Every record should be repeated exactly, except that pictures are left out.

— start —

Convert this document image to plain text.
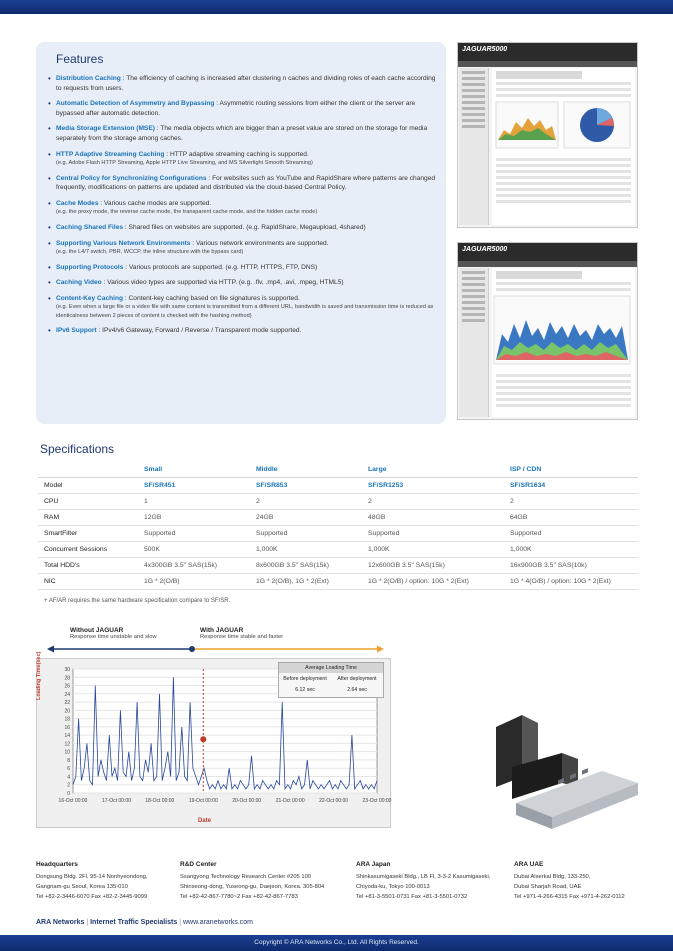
Features
• Distribution Caching : The efficiency of caching is increased after clustering n caches and dividing roles of each cache according to requests from users.
• Automatic Detection of Asymmetry and Bypassing : Asymmetric routing sessions from either the client or the server are bypassed after automatic detection.
• Media Storage Extension (MSE) : The media objects which are bigger than a preset value are stored on the storage for media separately from the storage among caches.
• HTTP Adaptive Streaming Caching : HTTP adaptive streaming caching is supported.
(e.g. Adobe Flash HTTP Streaming, Apple HTTP Live Streaming, and MS Silverlight Smooth Streaming)
• Central Policy for Synchronizing Configurations : For websites such as YouTube and RapidShare where patterns are changed frequently, modifications on patterns are updated and distributed via the cloud-based Central Policy.
• Cache Modes : Various cache modes are supported.
(e.g. the proxy mode, the reverse cache mode, the transparent cache mode, and the hidden cache mode)
• Caching Shared Files : Shared files on websites are supported. (e.g. RapidShare, Megaupload, 4shared)
• Supporting Various Network Environments : Various network environments are supported.
(e.g. the L4/7 switch, PBR, WCCP, the inline structure with the bypass card)
• Supporting Protocols : Various protocols are supported. (e.g. HTTP, HTTPS, FTP, DNS)
• Caching Video : Various video types are supported via HTTP. (e.g. .flv, .mp4, .avi, .mpeg, HTML5)
• Content-Key Caching : Content-key caching based on file signatures is supported.
(e.g. Even when a large file or a video file with same content is transmitted from a different URL, bandwidth is saved and transmission time is reduced as identicalness between 2 pieces of content is checked with the hashing method)
• IPv6 Support : IPv4/v6 Gateway, Forward / Reverse / Transparent mode supported.
JAGUAR5000
JAGUAR5000
Specifications
	Small	Middle	Large	ISP / CDN
Model	SF/SR451	SF/SR853	SF/SR1253	SF/SR1634
CPU	1	2	2	2
RAM	12GB	24GB	48GB	64GB
SmartFilter	Supported	Supported	Supported	Supported
Concurrent Sessions	500K	1,000K	1,000K	1,000K
Total HDD's	4x300GB 3.5" SAS(15k)	8x600GB 3.5" SAS(15k)	12x600GB 3.5" SAS(15k)	16x900GB 3.5" SAS(10k)
NIC	1G * 2(O/B)	1G * 2(O/B), 1G * 2(Ext)	1G * 2(O/B) / option: 10G * 2(Ext)	1G * 4(O/B) / option: 10G * 2(Ext)
+ AF/AR requires the same hardware specification compare to SF/SR.
Without JAGUAR
Response time unstable and slow
With JAGUAR
Response time stable and faster
0
2
4
6
8
10
12
14
16
18
20
22
24
26
28
30
16-Oct 00:00	17-Oct 00:00	18-Oct 00:00	19-Oct 00:00	20-Oct 00:00	21-Oct 00:00	22-Oct 00:00	23-Oct 00:00
Loading Time(sec)
Date
Average Loading Time
Before deployment	After deployment
6.12 sec	2.64 sec
Headquarters
Dongsung Bldg. 2Fl. 95-14 Nonhyeondong,
Gangnam-gu Seoul, Korea 135-010
Tel +82-2-3446-6070 Fax +82-2-3445-9099
R&D Center
Ssangyong Technology Research Center #205 100
Shinseong-dong, Yuseong-gu, Daejeon, Korea. 305-804
Tel +82-42-867-7780~2 Fax +82-42-867-7783
ARA Japan
Shinkasumigaseki Bldg., LB Fl, 3-3-2 Kasumigaseki,
Chiyoda-ku, Tokyo 100-0013
Tel +81-3-5501-0731 Fax +81-3-5501-0732
ARA UAE
Dubai Alserkal Bldg, 133-250,
Dubai Sharjah Road, UAE
Tel +971-4-266-4315 Fax +971-4-262-0112
ARA Networks | Internet Traffic Specialists | www.aranetworks.com
Copyright © ARA Networks Co., Ltd. All Rights Reserved.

— end —

• EXERCISE SOLUTION
Convert this document image to plain text.
Features
• Distribution Caching : The efficiency of caching is increased after clustering n caches and dividing roles of each cache according to requests from users.
• Automatic Detection of Asymmetry and Bypassing : Asymmetric routing sessions from either the client or the server are bypassed after automatic detection.
• Media Storage Extension (MSE) : The media objects which are bigger than a preset value are stored on the storage for media separately from the storage among caches.
• HTTP Adaptive Streaming Caching : HTTP adaptive streaming caching is supported.
(e.g. Adobe Flash HTTP Streaming, Apple HTTP Live Streaming, and MS Silverlight Smooth Streaming)
• Central Policy for Synchronizing Configurations : For websites such as YouTube and RapidShare where patterns are changed frequently, modifications on patterns are updated and distributed via the cloud-based Central Policy.
• Cache Modes : Various cache modes are supported.
(e.g. the proxy mode, the reverse cache mode, the transparent cache mode, and the hidden cache mode)
• Caching Shared Files : Shared files on websites are supported. (e.g. RapidShare, Megaupload, 4shared)
• Supporting Various Network Environments : Various network environments are supported.
(e.g. the L4/7 switch, PBR, WCCP, the inline structure with the bypass card)
• Supporting Protocols : Various protocols are supported. (e.g. HTTP, HTTPS, FTP, DNS)
• Caching Video : Various video types are supported via HTTP. (e.g. .flv, .mp4, .avi, .mpeg, HTML5)
• Content-Key Caching : Content-key caching based on file signatures is supported.
(e.g. Even when a large file or a video file with same content is transmitted from a different URL, bandwidth is saved and transmission time is reduced as identicalness between 2 pieces of content is checked with the hashing method)
• IPv6 Support : IPv4/v6 Gateway, Forward / Reverse / Transparent mode supported.
JAGUAR5000
JAGUAR5000
Specifications
	Small	Middle	Large	ISP / CDN
Model	SF/SR451	SF/SR853	SF/SR1253	SF/SR1634
CPU	1	2	2	2
RAM	12GB	24GB	48GB	64GB
SmartFilter	Supported	Supported	Supported	Supported
Concurrent Sessions	500K	1,000K	1,000K	1,000K
Total HDD's	4x300GB 3.5" SAS(15k)	8x600GB 3.5" SAS(15k)	12x600GB 3.5" SAS(15k)	16x900GB 3.5" SAS(10k)
NIC	1G * 2(O/B)	1G * 2(O/B), 1G * 2(Ext)	1G * 2(O/B) / option: 10G * 2(Ext)	1G * 4(O/B) / option: 10G * 2(Ext)
+ AF/AR requires the same hardware specification compare to SF/SR.
Without JAGUAR
Response time unstable and slow
With JAGUAR
Response time stable and faster
0
2
4
6
8
10
12
14
16
18
20
22
24
26
28
30
16-Oct 00:00	17-Oct 00:00	18-Oct 00:00	19-Oct 00:00	20-Oct 00:00	21-Oct 00:00	22-Oct 00:00	23-Oct 00:00
Loading Time(sec)
Date
Average Loading Time
Before deployment	After deployment
6.12 sec	2.64 sec
Headquarters
Dongsung Bldg. 2Fl. 95-14 Nonhyeondong,
Gangnam-gu Seoul, Korea 135-010
Tel +82-2-3446-6070 Fax +82-2-3445-9099
R&D Center
Ssangyong Technology Research Center #205 100
Shinseong-dong, Yuseong-gu, Daejeon, Korea. 305-804
Tel +82-42-867-7780~2 Fax +82-42-867-7783
ARA Japan
Shinkasumigaseki Bldg., LB Fl, 3-3-2 Kasumigaseki,
Chiyoda-ku, Tokyo 100-0013
Tel +81-3-5501-0731 Fax +81-3-5501-0732
ARA UAE
Dubai Alserkal Bldg, 133-250,
Dubai Sharjah Road, UAE
Tel +971-4-266-4315 Fax +971-4-262-0112
ARA Networks | Internet Traffic Specialists | www.aranetworks.com
Copyright © ARA Networks Co., Ltd. All Rights Reserved.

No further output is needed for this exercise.